» AIM
Retype, word for word, the line containing "What data populates" and every line after it to the end. Skip pictures.

» RECORDS FOR PROCESSING
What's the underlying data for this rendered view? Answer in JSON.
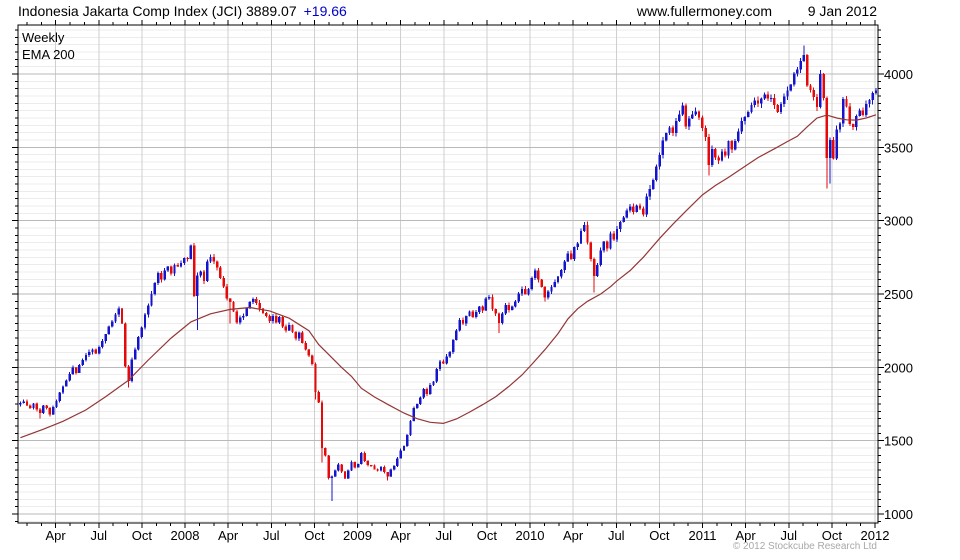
{
  "header": {
    "title": "Indonesia Jakarta Comp Index (JCI) 3889.07",
    "change": "+19.66",
    "website": "www.fullermoney.com",
    "date": "9 Jan 2012"
  },
  "legend": {
    "series_label": "Weekly",
    "overlay_label": "EMA 200"
  },
  "footer": {
    "copyright": "© 2012 Stockcube Research Ltd"
  },
  "colors": {
    "up_candle": "#1414cc",
    "down_candle": "#e60909",
    "ema_line": "#943636",
    "change_text": "#0000cc",
    "legend_series": "#0000bb",
    "grid_minor": "#ececec",
    "grid_major": "#b9b9b9",
    "grid_vertical": "#cfcfcf",
    "frame": "#000000",
    "copyright_text": "#a8a8a8"
  },
  "chart_data": {
    "type": "candlestick",
    "title": "Indonesia Jakarta Comp Index (JCI)",
    "timeframe": "Weekly",
    "overlay": "EMA 200",
    "last_close": 3889.07,
    "change": 19.66,
    "date_shown": "9 Jan 2012",
    "x_axis": {
      "start": "Jan 2007",
      "end": "Jan 2012",
      "months_total": 60,
      "ticks": [
        {
          "month": 3,
          "label": "Apr"
        },
        {
          "month": 6,
          "label": "Jul"
        },
        {
          "month": 9,
          "label": "Oct"
        },
        {
          "month": 12,
          "label": "2008"
        },
        {
          "month": 15,
          "label": "Apr"
        },
        {
          "month": 18,
          "label": "Jul"
        },
        {
          "month": 21,
          "label": "Oct"
        },
        {
          "month": 24,
          "label": "2009"
        },
        {
          "month": 27,
          "label": "Apr"
        },
        {
          "month": 30,
          "label": "Jul"
        },
        {
          "month": 33,
          "label": "Oct"
        },
        {
          "month": 36,
          "label": "2010"
        },
        {
          "month": 39,
          "label": "Apr"
        },
        {
          "month": 42,
          "label": "Jul"
        },
        {
          "month": 45,
          "label": "Oct"
        },
        {
          "month": 48,
          "label": "2011"
        },
        {
          "month": 51,
          "label": "Apr"
        },
        {
          "month": 54,
          "label": "Jul"
        },
        {
          "month": 57,
          "label": "Oct"
        },
        {
          "month": 60,
          "label": "2012"
        }
      ]
    },
    "y_axis": {
      "min": 939,
      "max": 4334,
      "major_step": 500,
      "minor_step": 50,
      "grid": true,
      "labels_side": "right",
      "ticks": [
        {
          "value": 1000,
          "label": "1000"
        },
        {
          "value": 1500,
          "label": "1500"
        },
        {
          "value": 2000,
          "label": "2000"
        },
        {
          "value": 2500,
          "label": "2500"
        },
        {
          "value": 3000,
          "label": "3000"
        },
        {
          "value": 3500,
          "label": "3500"
        },
        {
          "value": 4000,
          "label": "4000"
        }
      ]
    },
    "first_open": 1745,
    "weekly_closes": [
      1757,
      1768,
      1741,
      1723,
      1752,
      1711,
      1689,
      1740,
      1722,
      1678,
      1730,
      1770,
      1830,
      1871,
      1910,
      1956,
      1999,
      1963,
      2015,
      2049,
      2084,
      2104,
      2122,
      2095,
      2139,
      2178,
      2226,
      2279,
      2313,
      2359,
      2401,
      2298,
      2006,
      1908,
      2055,
      2121,
      2208,
      2270,
      2359,
      2420,
      2500,
      2576,
      2643,
      2598,
      2660,
      2688,
      2641,
      2698,
      2688,
      2710,
      2745,
      2739,
      2830,
      2485,
      2627,
      2654,
      2589,
      2721,
      2751,
      2721,
      2680,
      2608,
      2550,
      2469,
      2447,
      2381,
      2304,
      2339,
      2350,
      2405,
      2444,
      2465,
      2440,
      2400,
      2371,
      2349,
      2316,
      2349,
      2305,
      2343,
      2280,
      2252,
      2290,
      2241,
      2195,
      2236,
      2165,
      2122,
      2080,
      2023,
      1832,
      1760,
      1451,
      1399,
      1244,
      1257,
      1295,
      1338,
      1290,
      1241,
      1298,
      1355,
      1317,
      1340,
      1417,
      1360,
      1333,
      1332,
      1305,
      1296,
      1320,
      1285,
      1257,
      1305,
      1328,
      1380,
      1434,
      1465,
      1540,
      1634,
      1722,
      1751,
      1796,
      1851,
      1817,
      1881,
      1903,
      1990,
      2040,
      2026,
      2075,
      2106,
      2185,
      2251,
      2323,
      2298,
      2349,
      2380,
      2342,
      2377,
      2415,
      2389,
      2468,
      2480,
      2399,
      2368,
      2302,
      2368,
      2426,
      2390,
      2416,
      2450,
      2502,
      2534,
      2498,
      2534,
      2610,
      2661,
      2598,
      2549,
      2475,
      2518,
      2549,
      2581,
      2620,
      2662,
      2721,
      2777,
      2739,
      2819,
      2845,
      2931,
      2971,
      2850,
      2739,
      2623,
      2697,
      2797,
      2858,
      2810,
      2913,
      2871,
      2943,
      2992,
      3023,
      3069,
      3096,
      3060,
      3105,
      3082,
      3042,
      3164,
      3217,
      3279,
      3369,
      3447,
      3546,
      3598,
      3635,
      3597,
      3680,
      3725,
      3786,
      3642,
      3696,
      3725,
      3745,
      3704,
      3632,
      3569,
      3379,
      3487,
      3432,
      3410,
      3470,
      3443,
      3542,
      3485,
      3543,
      3607,
      3678,
      3707,
      3741,
      3788,
      3819,
      3798,
      3832,
      3861,
      3832,
      3836,
      3787,
      3740,
      3794,
      3848,
      3888,
      3928,
      4003,
      4032,
      4087,
      4130,
      3921,
      3890,
      3842,
      3775,
      3999,
      3835,
      3426,
      3549,
      3425,
      3620,
      3664,
      3829,
      3778,
      3658,
      3637,
      3715,
      3751,
      3722,
      3794,
      3822,
      3869,
      3889
    ],
    "wick_lows": {
      "6": 1650,
      "33": 1863,
      "54": 2254,
      "64": 2300,
      "90": 1780,
      "92": 1350,
      "95": 1089,
      "112": 1230,
      "146": 2235,
      "160": 2450,
      "175": 2510,
      "210": 3309,
      "246": 3218,
      "247": 3255
    },
    "wick_highs": {
      "30": 2415,
      "52": 2838,
      "157": 2675,
      "202": 3805,
      "239": 4196
    },
    "ema_points": [
      [
        0,
        1520
      ],
      [
        7,
        1578
      ],
      [
        13,
        1632
      ],
      [
        20,
        1710
      ],
      [
        26,
        1800
      ],
      [
        33,
        1912
      ],
      [
        39,
        2050
      ],
      [
        46,
        2200
      ],
      [
        52,
        2310
      ],
      [
        58,
        2365
      ],
      [
        64,
        2395
      ],
      [
        70,
        2408
      ],
      [
        76,
        2385
      ],
      [
        82,
        2335
      ],
      [
        88,
        2250
      ],
      [
        91,
        2155
      ],
      [
        94,
        2088
      ],
      [
        98,
        1998
      ],
      [
        101,
        1938
      ],
      [
        104,
        1858
      ],
      [
        108,
        1798
      ],
      [
        112,
        1748
      ],
      [
        117,
        1688
      ],
      [
        121,
        1650
      ],
      [
        125,
        1625
      ],
      [
        129,
        1618
      ],
      [
        133,
        1648
      ],
      [
        137,
        1695
      ],
      [
        141,
        1745
      ],
      [
        145,
        1800
      ],
      [
        149,
        1870
      ],
      [
        153,
        1948
      ],
      [
        156,
        2020
      ],
      [
        160,
        2120
      ],
      [
        164,
        2230
      ],
      [
        167,
        2330
      ],
      [
        170,
        2400
      ],
      [
        173,
        2450
      ],
      [
        177,
        2500
      ],
      [
        180,
        2550
      ],
      [
        182,
        2590
      ],
      [
        186,
        2660
      ],
      [
        190,
        2750
      ],
      [
        195,
        2880
      ],
      [
        199,
        2975
      ],
      [
        203,
        3065
      ],
      [
        208,
        3175
      ],
      [
        212,
        3240
      ],
      [
        216,
        3295
      ],
      [
        221,
        3370
      ],
      [
        225,
        3430
      ],
      [
        230,
        3490
      ],
      [
        234,
        3540
      ],
      [
        237,
        3575
      ],
      [
        240,
        3640
      ],
      [
        243,
        3700
      ],
      [
        246,
        3720
      ],
      [
        249,
        3700
      ],
      [
        252,
        3688
      ],
      [
        255,
        3686
      ],
      [
        258,
        3700
      ],
      [
        261,
        3722
      ]
    ]
  }
}
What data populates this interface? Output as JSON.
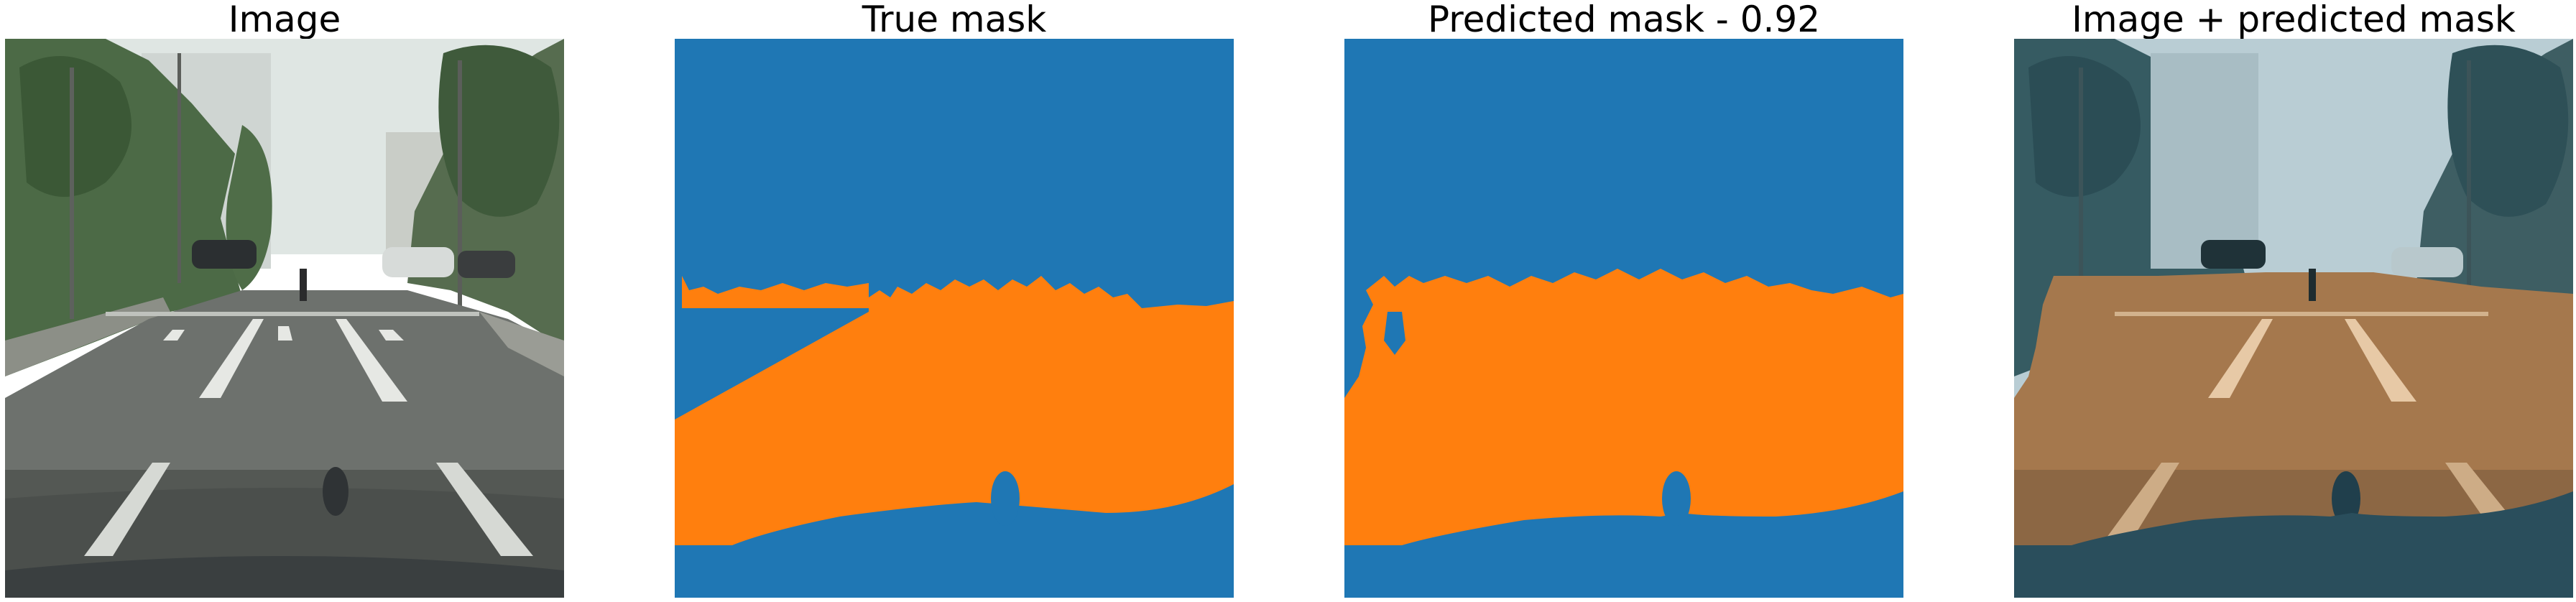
{
  "figure": {
    "panels": [
      {
        "id": "image",
        "title": "Image",
        "kind": "photo"
      },
      {
        "id": "true_mask",
        "title": "True mask",
        "kind": "mask"
      },
      {
        "id": "predicted_mask",
        "title": "Predicted mask - 0.92",
        "kind": "mask",
        "score": 0.92
      },
      {
        "id": "overlay",
        "title": "Image + predicted mask",
        "kind": "overlay"
      }
    ],
    "colors": {
      "background_class": "#1f77b4",
      "road_class": "#ff7f0e",
      "page_background": "#ffffff",
      "title_text": "#000000"
    },
    "mask_classes": [
      "background",
      "road"
    ]
  }
}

» FULL SOLUTION
What data populates this interface? Output as JSON.
{
  "figure": {
    "panels": [
      {
        "id": "image",
        "title": "Image",
        "kind": "photo"
      },
      {
        "id": "true_mask",
        "title": "True mask",
        "kind": "mask"
      },
      {
        "id": "predicted_mask",
        "title": "Predicted mask - 0.92",
        "kind": "mask",
        "score": 0.92
      },
      {
        "id": "overlay",
        "title": "Image + predicted mask",
        "kind": "overlay"
      }
    ],
    "colors": {
      "background_class": "#1f77b4",
      "road_class": "#ff7f0e",
      "page_background": "#ffffff",
      "title_text": "#000000"
    },
    "mask_classes": [
      "background",
      "road"
    ]
  }
}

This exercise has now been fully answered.